- _RECORD EXCERPTS_
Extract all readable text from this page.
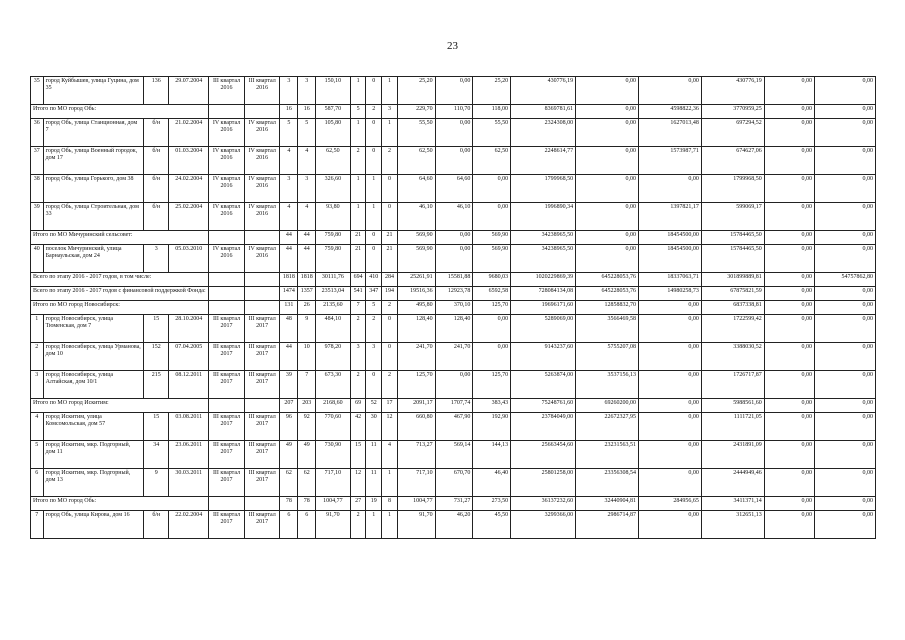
23
35	город Куйбышев, улица Гуцина, дом 35	136	29.07.2004	III квартал 2016	III квартал 2016	3	3	150,10	1	0	1	25,20	0,00	25,20	430776,19	0,00	0,00	430776,19	0,00	0,00
Итого по МО город Обь:						16	16	587,70	5	2	3	229,70	110,70	118,00	8369781,61	0,00	4598822,36	3770959,25	0,00	0,00
36	город Обь, улица Станционная, дом 7	б/н	21.02.2004	IV квартал 2016	IV квартал 2016	5	5	105,80	1	0	1	55,50	0,00	55,50	2324308,00	0,00	1627013,48	697294,52	0,00	0,00
37	город Обь, улица Военный городок, дом 17	б/н	01.03.2004	IV квартал 2016	IV квартал 2016	4	4	62,50	2	0	2	62,50	0,00	62,50	2248614,77	0,00	1573987,71	674627,06	0,00	0,00
38	город Обь, улица Горького, дом 38	б/н	24.02.2004	IV квартал 2016	IV квартал 2016	3	3	326,60	1	1	0	64,60	64,60	0,00	1799968,50	0,00	0,00	1799968,50	0,00	0,00
39	город Обь, улица Строительная, дом 33	б/н	25.02.2004	IV квартал 2016	IV квартал 2016	4	4	93,80	1	1	0	46,10	46,10	0,00	1996890,34	0,00	1397821,17	599069,17	0,00	0,00
Итого по МО Мичуринский сельсовет:						44	44	759,80	21	0	21	569,90	0,00	569,90	34238965,50	0,00	18454500,00	15784465,50	0,00	0,00
40	поселок Мичуринский, улица Барнаульская, дом 24	3	05.03.2010	IV квартал 2016	IV квартал 2016	44	44	759,80	21	0	21	569,90	0,00	569,90	34238965,50	0,00	18454500,00	15784465,50	0,00	0,00
Всего по этапу 2016 - 2017 годов, в том числе:						1818	1818	30111,76	694	410	284	25261,91	15581,88	9680,03	1020229869,39	645228053,76	18337063,71	301899889,81	0,00	54757862,80
Всего по этапу 2016 - 2017 годов с финансовой поддержкой Фонда:						1474	1357	23513,04	541	347	194	19516,36	12923,78	6592,58	728084134,08	645228053,76	14980258,73	67875821,59	0,00	0,00
Итого по МО город Новосибирск:						131	26	2135,60	7	5	2	495,80	370,10	125,70	19696171,60	12858832,70	0,00	6837338,81	0,00	0,00
1	город Новосибирск, улица Тюменская, дом 7	15	28.10.2004	III квартал 2017	III квартал 2017	48	9	484,10	2	2	0	128,40	128,40	0,00	5289069,00	3566469,58	0,00	1722599,42	0,00	0,00
2	город Новосибирск, улица Урманова, дом 10	152	07.04.2005	III квартал 2017	III квартал 2017	44	10	978,20	3	3	0	241,70	241,70	0,00	9143237,60	5755207,08	0,00	3388030,52	0,00	0,00
3	город Новосибирск, улица Алтайская, дом 10/1	215	08.12.2011	III квартал 2017	III квартал 2017	39	7	673,30	2	0	2	125,70	0,00	125,70	5263874,00	3537156,13	0,00	1726717,87	0,00	0,00
Итого по МО город Искитим:						207	203	2168,60	69	52	17	2091,17	1707,74	383,43	75248761,60	69260200,00	0,00	5988561,60	0,00	0,00
4	город Искитим, улица Комсомольская, дом 57	15	03.08.2011	III квартал 2017	III квартал 2017	96	92	770,60	42	30	12	660,80	467,90	192,90	23784049,00	22672327,95	0,00	1111721,05	0,00	0,00
5	город Искитим, мкр. Подгорный, дом 11	34	23.06.2011	III квартал 2017	III квартал 2017	49	49	730,90	15	11	4	713,27	569,14	144,13	25663454,60	23231563,51	0,00	2431891,09	0,00	0,00
6	город Искитим, мкр. Подгорный, дом 13	9	30.03.2011	III квартал 2017	III квартал 2017	62	62	717,10	12	11	1	717,10	670,70	46,40	25801258,00	23356308,54	0,00	2444949,46	0,00	0,00
Итого по МО город Обь:						78	78	1004,77	27	19	8	1004,77	731,27	273,50	36137232,60	32440904,81	284956,65	3411371,14	0,00	0,00
7	город Обь, улица Кирова, дом 16	б/н	22.02.2004	III квартал 2017	III квартал 2017	6	6	91,70	2	1	1	91,70	46,20	45,50	3299366,00	2986714,87	0,00	312651,13	0,00	0,00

- _DIRECTIVE_
Lines containing the string "Мичуринский" are to be selected and copied.

- _TASK RESPONSE_
Итого по МО Мичуринский сельсовет:						44	44	759,80	21	0	21	569,90	0,00	569,90	34238965,50	0,00	18454500,00	15784465,50	0,00	0,00
40	поселок Мичуринский, улица Барнаульская, дом 24	3	05.03.2010	IV квартал 2016	IV квартал 2016	44	44	759,80	21	0	21	569,90	0,00	569,90	34238965,50	0,00	18454500,00	15784465,50	0,00	0,00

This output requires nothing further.